## Your instructions
Write out every entry word for word.

══ Available data

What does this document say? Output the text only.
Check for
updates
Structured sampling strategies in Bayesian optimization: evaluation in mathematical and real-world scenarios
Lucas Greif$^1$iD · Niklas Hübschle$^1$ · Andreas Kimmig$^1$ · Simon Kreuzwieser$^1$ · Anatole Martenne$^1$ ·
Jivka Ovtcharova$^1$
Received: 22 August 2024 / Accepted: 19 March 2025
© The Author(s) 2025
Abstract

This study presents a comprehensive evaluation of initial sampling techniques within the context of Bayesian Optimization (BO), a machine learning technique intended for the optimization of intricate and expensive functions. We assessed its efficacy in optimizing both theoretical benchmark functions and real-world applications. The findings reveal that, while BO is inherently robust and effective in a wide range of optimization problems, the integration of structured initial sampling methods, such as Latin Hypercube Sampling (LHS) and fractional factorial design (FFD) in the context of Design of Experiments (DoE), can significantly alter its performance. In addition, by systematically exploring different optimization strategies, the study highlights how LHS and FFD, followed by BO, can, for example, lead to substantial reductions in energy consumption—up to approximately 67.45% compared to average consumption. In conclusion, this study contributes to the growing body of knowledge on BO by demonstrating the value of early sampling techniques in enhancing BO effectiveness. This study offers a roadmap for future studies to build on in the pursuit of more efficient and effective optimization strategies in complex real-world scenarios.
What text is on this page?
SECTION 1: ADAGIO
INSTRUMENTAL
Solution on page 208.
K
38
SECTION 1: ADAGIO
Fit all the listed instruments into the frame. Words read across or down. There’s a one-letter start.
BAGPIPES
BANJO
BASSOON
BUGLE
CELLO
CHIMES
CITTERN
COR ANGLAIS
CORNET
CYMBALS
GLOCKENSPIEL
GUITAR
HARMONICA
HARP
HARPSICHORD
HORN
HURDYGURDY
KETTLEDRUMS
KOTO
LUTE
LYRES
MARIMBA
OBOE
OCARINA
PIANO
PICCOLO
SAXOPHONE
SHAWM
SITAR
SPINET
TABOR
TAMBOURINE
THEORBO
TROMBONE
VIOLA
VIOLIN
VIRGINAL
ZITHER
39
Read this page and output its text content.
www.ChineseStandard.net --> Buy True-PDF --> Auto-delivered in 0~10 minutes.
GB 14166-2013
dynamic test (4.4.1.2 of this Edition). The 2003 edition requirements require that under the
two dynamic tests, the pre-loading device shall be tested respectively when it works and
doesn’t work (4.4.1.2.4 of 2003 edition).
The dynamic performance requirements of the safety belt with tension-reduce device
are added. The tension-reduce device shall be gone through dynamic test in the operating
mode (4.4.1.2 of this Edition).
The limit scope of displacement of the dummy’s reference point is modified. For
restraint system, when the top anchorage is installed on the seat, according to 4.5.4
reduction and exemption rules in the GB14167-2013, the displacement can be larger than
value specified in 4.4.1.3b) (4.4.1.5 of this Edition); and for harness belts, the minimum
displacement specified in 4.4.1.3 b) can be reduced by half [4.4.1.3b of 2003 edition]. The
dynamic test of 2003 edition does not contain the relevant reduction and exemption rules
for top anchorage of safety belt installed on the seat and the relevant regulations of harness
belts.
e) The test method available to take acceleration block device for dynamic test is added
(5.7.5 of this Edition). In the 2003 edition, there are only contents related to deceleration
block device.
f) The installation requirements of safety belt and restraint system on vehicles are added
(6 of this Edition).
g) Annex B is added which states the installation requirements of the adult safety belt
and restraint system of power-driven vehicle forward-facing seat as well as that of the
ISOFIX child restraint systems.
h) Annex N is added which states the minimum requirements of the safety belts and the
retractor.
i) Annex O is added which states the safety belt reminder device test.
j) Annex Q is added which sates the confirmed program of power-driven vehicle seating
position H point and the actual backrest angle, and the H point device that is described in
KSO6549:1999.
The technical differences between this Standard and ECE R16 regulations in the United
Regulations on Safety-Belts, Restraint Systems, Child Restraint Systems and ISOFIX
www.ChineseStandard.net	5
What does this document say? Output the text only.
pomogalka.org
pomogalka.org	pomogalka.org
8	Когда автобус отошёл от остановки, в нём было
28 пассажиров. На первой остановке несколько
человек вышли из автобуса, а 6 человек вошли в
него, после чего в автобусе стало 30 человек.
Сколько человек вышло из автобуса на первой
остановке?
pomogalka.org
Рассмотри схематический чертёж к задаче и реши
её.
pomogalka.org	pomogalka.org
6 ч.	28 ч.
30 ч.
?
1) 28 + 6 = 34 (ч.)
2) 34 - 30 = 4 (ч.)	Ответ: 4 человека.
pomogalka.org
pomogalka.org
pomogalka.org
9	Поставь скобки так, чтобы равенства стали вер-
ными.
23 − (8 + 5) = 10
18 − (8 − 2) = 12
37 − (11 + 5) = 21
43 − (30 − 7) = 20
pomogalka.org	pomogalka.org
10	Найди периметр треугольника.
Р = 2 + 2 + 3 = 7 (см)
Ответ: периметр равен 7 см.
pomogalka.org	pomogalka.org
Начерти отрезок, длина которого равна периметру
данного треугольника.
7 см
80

════

## Solution to this task
What does this document say? Output the text only.
Check for
updates
Structured sampling strategies in Bayesian optimization: evaluation in mathematical and real-world scenarios
Lucas Greif$^1$iD · Niklas Hübschle$^1$ · Andreas Kimmig$^1$ · Simon Kreuzwieser$^1$ · Anatole Martenne$^1$ ·
Jivka Ovtcharova$^1$
Received: 22 August 2024 / Accepted: 19 March 2025
© The Author(s) 2025
Abstract

This study presents a comprehensive evaluation of initial sampling techniques within the context of Bayesian Optimization (BO), a machine learning technique intended for the optimization of intricate and expensive functions. We assessed its efficacy in optimizing both theoretical benchmark functions and real-world applications. The findings reveal that, while BO is inherently robust and effective in a wide range of optimization problems, the integration of structured initial sampling methods, such as Latin Hypercube Sampling (LHS) and fractional factorial design (FFD) in the context of Design of Experiments (DoE), can significantly alter its performance. In addition, by systematically exploring different optimization strategies, the study highlights how LHS and FFD, followed by BO, can, for example, lead to substantial reductions in energy consumption—up to approximately 67.45% compared to average consumption. In conclusion, this study contributes to the growing body of knowledge on BO by demonstrating the value of early sampling techniques in enhancing BO effectiveness. This study offers a roadmap for future studies to build on in the pursuit of more efficient and effective optimization strategies in complex real-world scenarios.
What text is on this page?
SECTION 1: ADAGIO
INSTRUMENTAL
Solution on page 208.
K
38
SECTION 1: ADAGIO
Fit all the listed instruments into the frame. Words read across or down. There’s a one-letter start.
BAGPIPES
BANJO
BASSOON
BUGLE
CELLO
CHIMES
CITTERN
COR ANGLAIS
CORNET
CYMBALS
GLOCKENSPIEL
GUITAR
HARMONICA
HARP
HARPSICHORD
HORN
HURDYGURDY
KETTLEDRUMS
KOTO
LUTE
LYRES
MARIMBA
OBOE
OCARINA
PIANO
PICCOLO
SAXOPHONE
SHAWM
SITAR
SPINET
TABOR
TAMBOURINE
THEORBO
TROMBONE
VIOLA
VIOLIN
VIRGINAL
ZITHER
39
Read this page and output its text content.
www.ChineseStandard.net --> Buy True-PDF --> Auto-delivered in 0~10 minutes.
GB 14166-2013
dynamic test (4.4.1.2 of this Edition). The 2003 edition requirements require that under the
two dynamic tests, the pre-loading device shall be tested respectively when it works and
doesn’t work (4.4.1.2.4 of 2003 edition).
The dynamic performance requirements of the safety belt with tension-reduce device
are added. The tension-reduce device shall be gone through dynamic test in the operating
mode (4.4.1.2 of this Edition).
The limit scope of displacement of the dummy’s reference point is modified. For
restraint system, when the top anchorage is installed on the seat, according to 4.5.4
reduction and exemption rules in the GB14167-2013, the displacement can be larger than
value specified in 4.4.1.3b) (4.4.1.5 of this Edition); and for harness belts, the minimum
displacement specified in 4.4.1.3 b) can be reduced by half [4.4.1.3b of 2003 edition]. The
dynamic test of 2003 edition does not contain the relevant reduction and exemption rules
for top anchorage of safety belt installed on the seat and the relevant regulations of harness
belts.
e) The test method available to take acceleration block device for dynamic test is added
(5.7.5 of this Edition). In the 2003 edition, there are only contents related to deceleration
block device.
f) The installation requirements of safety belt and restraint system on vehicles are added
(6 of this Edition).
g) Annex B is added which states the installation requirements of the adult safety belt
and restraint system of power-driven vehicle forward-facing seat as well as that of the
ISOFIX child restraint systems.
h) Annex N is added which states the minimum requirements of the safety belts and the
retractor.
i) Annex O is added which states the safety belt reminder device test.
j) Annex Q is added which sates the confirmed program of power-driven vehicle seating
position H point and the actual backrest angle, and the H point device that is described in
KSO6549:1999.
The technical differences between this Standard and ECE R16 regulations in the United
Regulations on Safety-Belts, Restraint Systems, Child Restraint Systems and ISOFIX
www.ChineseStandard.net	5
What does this document say? Output the text only.
pomogalka.org
pomogalka.org	pomogalka.org
8	Когда автобус отошёл от остановки, в нём было
28 пассажиров. На первой остановке несколько
человек вышли из автобуса, а 6 человек вошли в
него, после чего в автобусе стало 30 человек.
Сколько человек вышло из автобуса на первой
остановке?
pomogalka.org
Рассмотри схематический чертёж к задаче и реши
её.
pomogalka.org	pomogalka.org
6 ч.	28 ч.
30 ч.
?
1) 28 + 6 = 34 (ч.)
2) 34 - 30 = 4 (ч.)	Ответ: 4 человека.
pomogalka.org
pomogalka.org
pomogalka.org
9	Поставь скобки так, чтобы равенства стали вер-
ными.
23 − (8 + 5) = 10
18 − (8 − 2) = 12
37 − (11 + 5) = 21
43 − (30 − 7) = 20
pomogalka.org	pomogalka.org
10	Найди периметр треугольника.
Р = 2 + 2 + 3 = 7 (см)
Ответ: периметр равен 7 см.
pomogalka.org	pomogalka.org
Начерти отрезок, длина которого равна периметру
данного треугольника.
7 см
80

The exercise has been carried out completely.